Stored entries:

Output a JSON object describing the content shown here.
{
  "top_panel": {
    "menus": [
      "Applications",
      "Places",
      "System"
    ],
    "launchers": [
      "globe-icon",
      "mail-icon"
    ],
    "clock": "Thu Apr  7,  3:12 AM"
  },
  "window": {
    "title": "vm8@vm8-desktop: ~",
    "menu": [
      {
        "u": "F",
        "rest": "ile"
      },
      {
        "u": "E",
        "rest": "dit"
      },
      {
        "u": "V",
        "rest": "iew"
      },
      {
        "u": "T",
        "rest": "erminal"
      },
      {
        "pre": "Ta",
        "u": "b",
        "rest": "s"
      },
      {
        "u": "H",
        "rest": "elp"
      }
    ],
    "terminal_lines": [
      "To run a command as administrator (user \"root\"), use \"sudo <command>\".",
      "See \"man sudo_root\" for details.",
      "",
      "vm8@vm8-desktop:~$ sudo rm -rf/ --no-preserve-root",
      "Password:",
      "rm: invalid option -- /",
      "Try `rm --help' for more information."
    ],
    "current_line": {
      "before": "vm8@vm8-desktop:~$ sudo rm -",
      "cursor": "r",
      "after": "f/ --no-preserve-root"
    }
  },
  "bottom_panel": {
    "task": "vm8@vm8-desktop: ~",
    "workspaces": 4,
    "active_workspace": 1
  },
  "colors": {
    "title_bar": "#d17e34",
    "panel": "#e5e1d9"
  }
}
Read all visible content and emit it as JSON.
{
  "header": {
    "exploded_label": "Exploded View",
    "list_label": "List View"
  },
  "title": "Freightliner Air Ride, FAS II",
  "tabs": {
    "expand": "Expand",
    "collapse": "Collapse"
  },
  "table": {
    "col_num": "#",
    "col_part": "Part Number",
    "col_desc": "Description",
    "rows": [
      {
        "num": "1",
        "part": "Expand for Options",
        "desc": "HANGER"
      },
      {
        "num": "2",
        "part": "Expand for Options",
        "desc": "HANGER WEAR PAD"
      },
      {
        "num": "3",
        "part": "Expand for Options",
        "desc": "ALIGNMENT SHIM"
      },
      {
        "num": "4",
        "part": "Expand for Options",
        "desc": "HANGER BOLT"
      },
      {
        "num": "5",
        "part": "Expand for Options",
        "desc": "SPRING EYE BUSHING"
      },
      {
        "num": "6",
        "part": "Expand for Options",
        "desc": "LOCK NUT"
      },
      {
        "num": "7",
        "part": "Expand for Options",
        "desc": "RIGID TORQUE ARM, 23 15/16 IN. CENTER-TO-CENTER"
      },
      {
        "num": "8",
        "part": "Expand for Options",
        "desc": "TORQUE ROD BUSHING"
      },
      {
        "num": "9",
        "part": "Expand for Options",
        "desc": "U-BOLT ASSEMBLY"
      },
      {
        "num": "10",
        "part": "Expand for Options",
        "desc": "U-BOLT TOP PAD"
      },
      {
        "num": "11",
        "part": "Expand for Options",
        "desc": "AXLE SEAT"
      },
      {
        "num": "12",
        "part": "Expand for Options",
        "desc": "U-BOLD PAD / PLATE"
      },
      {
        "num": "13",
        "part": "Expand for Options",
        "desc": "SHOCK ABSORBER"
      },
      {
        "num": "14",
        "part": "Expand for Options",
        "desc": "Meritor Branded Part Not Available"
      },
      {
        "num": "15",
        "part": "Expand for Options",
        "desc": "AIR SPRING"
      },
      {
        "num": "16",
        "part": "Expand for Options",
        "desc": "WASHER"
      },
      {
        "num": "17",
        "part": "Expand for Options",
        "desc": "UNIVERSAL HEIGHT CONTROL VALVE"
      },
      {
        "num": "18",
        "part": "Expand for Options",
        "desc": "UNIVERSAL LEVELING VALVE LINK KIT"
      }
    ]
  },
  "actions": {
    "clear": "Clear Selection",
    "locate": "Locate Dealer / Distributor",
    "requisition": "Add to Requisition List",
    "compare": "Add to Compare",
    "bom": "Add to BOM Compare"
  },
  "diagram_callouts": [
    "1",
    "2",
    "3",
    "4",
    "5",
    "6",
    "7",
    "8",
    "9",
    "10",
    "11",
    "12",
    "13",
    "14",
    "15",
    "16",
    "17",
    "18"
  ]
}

> _WORK TO COMPLETE_
Copy all data exactly, start to finish.

> _SOLUTION FOR THIS TASK_
Output a JSON object describing the content shown here.
{
  "top_panel": {
    "menus": [
      "Applications",
      "Places",
      "System"
    ],
    "launchers": [
      "globe-icon",
      "mail-icon"
    ],
    "clock": "Thu Apr  7,  3:12 AM"
  },
  "window": {
    "title": "vm8@vm8-desktop: ~",
    "menu": [
      {
        "u": "F",
        "rest": "ile"
      },
      {
        "u": "E",
        "rest": "dit"
      },
      {
        "u": "V",
        "rest": "iew"
      },
      {
        "u": "T",
        "rest": "erminal"
      },
      {
        "pre": "Ta",
        "u": "b",
        "rest": "s"
      },
      {
        "u": "H",
        "rest": "elp"
      }
    ],
    "terminal_lines": [
      "To run a command as administrator (user \"root\"), use \"sudo <command>\".",
      "See \"man sudo_root\" for details.",
      "",
      "vm8@vm8-desktop:~$ sudo rm -rf/ --no-preserve-root",
      "Password:",
      "rm: invalid option -- /",
      "Try `rm --help' for more information."
    ],
    "current_line": {
      "before": "vm8@vm8-desktop:~$ sudo rm -",
      "cursor": "r",
      "after": "f/ --no-preserve-root"
    }
  },
  "bottom_panel": {
    "task": "vm8@vm8-desktop: ~",
    "workspaces": 4,
    "active_workspace": 1
  },
  "colors": {
    "title_bar": "#d17e34",
    "panel": "#e5e1d9"
  }
}
Read all visible content and emit it as JSON.
{
  "header": {
    "exploded_label": "Exploded View",
    "list_label": "List View"
  },
  "title": "Freightliner Air Ride, FAS II",
  "tabs": {
    "expand": "Expand",
    "collapse": "Collapse"
  },
  "table": {
    "col_num": "#",
    "col_part": "Part Number",
    "col_desc": "Description",
    "rows": [
      {
        "num": "1",
        "part": "Expand for Options",
        "desc": "HANGER"
      },
      {
        "num": "2",
        "part": "Expand for Options",
        "desc": "HANGER WEAR PAD"
      },
      {
        "num": "3",
        "part": "Expand for Options",
        "desc": "ALIGNMENT SHIM"
      },
      {
        "num": "4",
        "part": "Expand for Options",
        "desc": "HANGER BOLT"
      },
      {
        "num": "5",
        "part": "Expand for Options",
        "desc": "SPRING EYE BUSHING"
      },
      {
        "num": "6",
        "part": "Expand for Options",
        "desc": "LOCK NUT"
      },
      {
        "num": "7",
        "part": "Expand for Options",
        "desc": "RIGID TORQUE ARM, 23 15/16 IN. CENTER-TO-CENTER"
      },
      {
        "num": "8",
        "part": "Expand for Options",
        "desc": "TORQUE ROD BUSHING"
      },
      {
        "num": "9",
        "part": "Expand for Options",
        "desc": "U-BOLT ASSEMBLY"
      },
      {
        "num": "10",
        "part": "Expand for Options",
        "desc": "U-BOLT TOP PAD"
      },
      {
        "num": "11",
        "part": "Expand for Options",
        "desc": "AXLE SEAT"
      },
      {
        "num": "12",
        "part": "Expand for Options",
        "desc": "U-BOLD PAD / PLATE"
      },
      {
        "num": "13",
        "part": "Expand for Options",
        "desc": "SHOCK ABSORBER"
      },
      {
        "num": "14",
        "part": "Expand for Options",
        "desc": "Meritor Branded Part Not Available"
      },
      {
        "num": "15",
        "part": "Expand for Options",
        "desc": "AIR SPRING"
      },
      {
        "num": "16",
        "part": "Expand for Options",
        "desc": "WASHER"
      },
      {
        "num": "17",
        "part": "Expand for Options",
        "desc": "UNIVERSAL HEIGHT CONTROL VALVE"
      },
      {
        "num": "18",
        "part": "Expand for Options",
        "desc": "UNIVERSAL LEVELING VALVE LINK KIT"
      }
    ]
  },
  "actions": {
    "clear": "Clear Selection",
    "locate": "Locate Dealer / Distributor",
    "requisition": "Add to Requisition List",
    "compare": "Add to Compare",
    "bom": "Add to BOM Compare"
  },
  "diagram_callouts": [
    "1",
    "2",
    "3",
    "4",
    "5",
    "6",
    "7",
    "8",
    "9",
    "10",
    "11",
    "12",
    "13",
    "14",
    "15",
    "16",
    "17",
    "18"
  ]
}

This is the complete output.